Permintaan Tertulis A.
Salin persis bagian bacaan tentang snorkeling di Salang dari "Terakhir kami menuju" sampai "tidak terlalu dalam.".
Permintaan Tertulis B.
Tolong lanjutkan bacaan tentang snorkeling di Salang, dimulai sesudah kalimat terakhirnya.

Bacaan yang Disediakan.
▽

Pantainya sendiri berpasir bersih, sayangnya walau terdapat tong sampah tetap saja menemukan bekas makanan dan minuman berserakan. Nampak diselipkan diatara rimbunnya pepohonan dan batuan. Kami memilih snorkelling sebelah utara pantai. Benar saja disini kedalaman air mencapai 7m tapi tentu saja coralnya lebih indah. Hampir semua coral di bibir pantai mengalami bleaching atau ditinggalkan organisme yang hidup diatasnya. Sayang sekali. Padahal disini kami bisa menemukan anemone yang sangat susah dicari di pantai Salang.

Terakhir kami menuju Monkey Bay. Tapi kapal stationeer di sekitar 40m dari bibir pantai. Ternyata struktur geologi bawah air –nya lebih menarik. Disini terdapat bibir coral menuju laut dalam. Jadi inget fim-nya Nemo. Waktu itu dia bilang : “touching the butt” ketika harus membuktikan keberaniannya berdiri di bibir Great Barrier Reef yang seolah entah berantah. Jadi bisa merasakan ketakutan tapi juga keingintahuan. Tempat ini menjadi tempat favorite untuk berlatih diving karena sangat tenang dan tidak terlalu dalam.

Kami balik sekitar pukul 1500 sembari kembali menikmati makan siang dan siesta menanti sunset. Barulah terasa bahwa hari ini adalah Ahad. Seolah terjadi kesepakatan diatara penduduk Salang, bahwa ini hari kerja bakti. Sungai dibersihkan, pohon dipotong, pasir disapu, rumput ditata. Bahkan seorang muda sukarela menggali pasir untuk mengalirkan sungai menuju laut yang sempat mampat.

Aku jadi teringat kotoran di Pulau Tulai dan beberapa kaleng minuman yang dilempar di coral. Ini semua mengubah semua pendapat tentang turisme. Bahwa turis-lah sebenarnya yang menjadi penyebab utama kerusakan lingkungan. Lihatlah disini. Orang-orang Salang menyadari sumber pendapatan mereka hampir sepenuhnya dari wisatawan. Dan mereka benar-benar menjaga citra itu. Menjadi responsible tourist sebenarnya membantu mereka melanjutkan hidup dan juga memelihara kelangsungan keindahan terumbu karang.

△

Bahan Terkumpul.

▽

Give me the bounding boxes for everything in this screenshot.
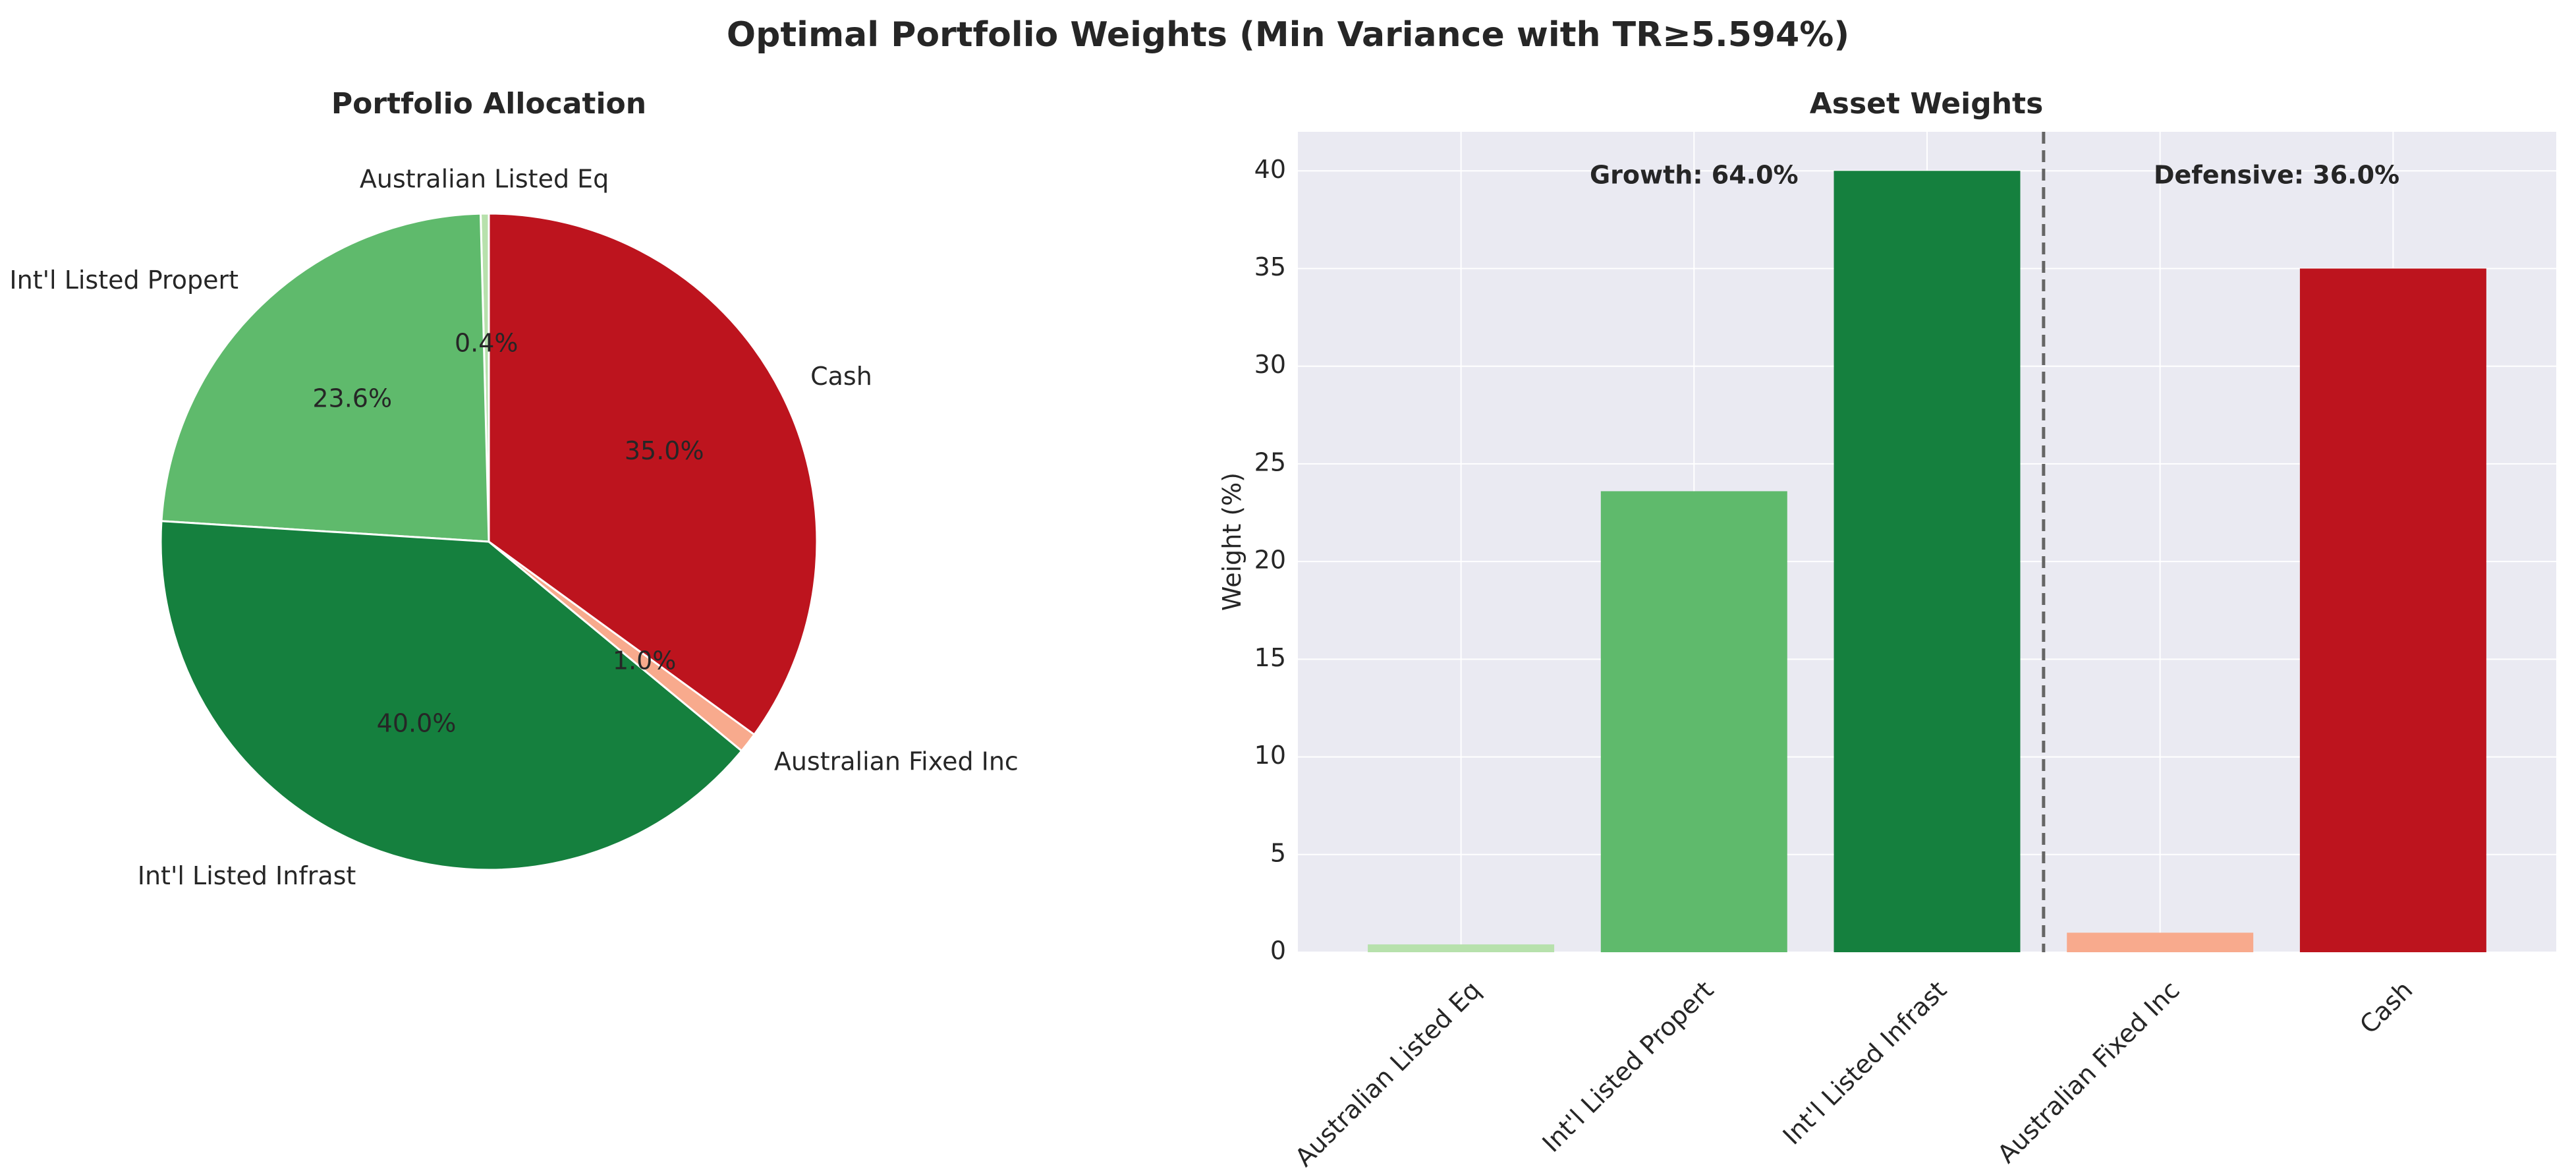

△

Hasil Latihan A.
Terakhir kami menuju Monkey Bay. Tapi kapal stationeer di sekitar 40m dari bibir pantai. Ternyata struktur geologi bawah air –nya lebih menarik. Disini terdapat bibir coral menuju laut dalam. Jadi inget fim-nya Nemo. Waktu itu dia bilang : “touching the butt” ketika harus membuktikan keberaniannya berdiri di bibir Great Barrier Reef yang seolah entah berantah. Jadi bisa merasakan ketakutan tapi juga keingintahuan. Tempat ini menjadi tempat favorite untuk berlatih diving karena sangat tenang dan tidak terlalu dalam.

Hasil Latihan B.
Details biaya:

Singapore-Mersing SGD25
Mersing-JB RM8.80
JB-Singapore SGD2.40
Speedboat Mersing-Tioman RM35
Speedboat Tioman-Mersing RM30
Sea taxi Monkey Bay-Salang RM20
Chalet for two with fan RM40 pernight
Rent life jacket RM5 perhour
Rent sea kayak RM15 perhour
Snorkelling tour RM50
Kodak Underwater single use camera RM50
Dinner Seafood BBQ for two around RM35 plus drink
Seeing coral reef : priceless !!

Comments

Hany said…
KEREEENNN!!! seprti biasa, keren bgts.
Anonymous said…
Saya sudah pernah ke Tioman juga, basically kalo mau nyaman dan tidak "ketipu" jangan naik bus ke Mersing. Option yang lebih baik adalah naik Ferry 5 jam dari Tanahmerah atau naik Berjaya Air airline. Keduanya hampir sama harganya, hanya saja kalo pakai ferry lebih aman buat yang mau diving karena tidak ada perubahan tekanan udara. Walau Tioman sudah tidak secantik Redang, misalkan, saya juga kagum atas ketegasan pemerintah Malaysia akan ecology. Ada hotel mewah di sana yang sudah dibangun, tapi karena ketahuan tidak punya waste management system, langsung disuruh tutup. Coba kalo di Indo :(
coba-coba said…
allow mba ambar...
wuiiih menarik sekali ceritanya..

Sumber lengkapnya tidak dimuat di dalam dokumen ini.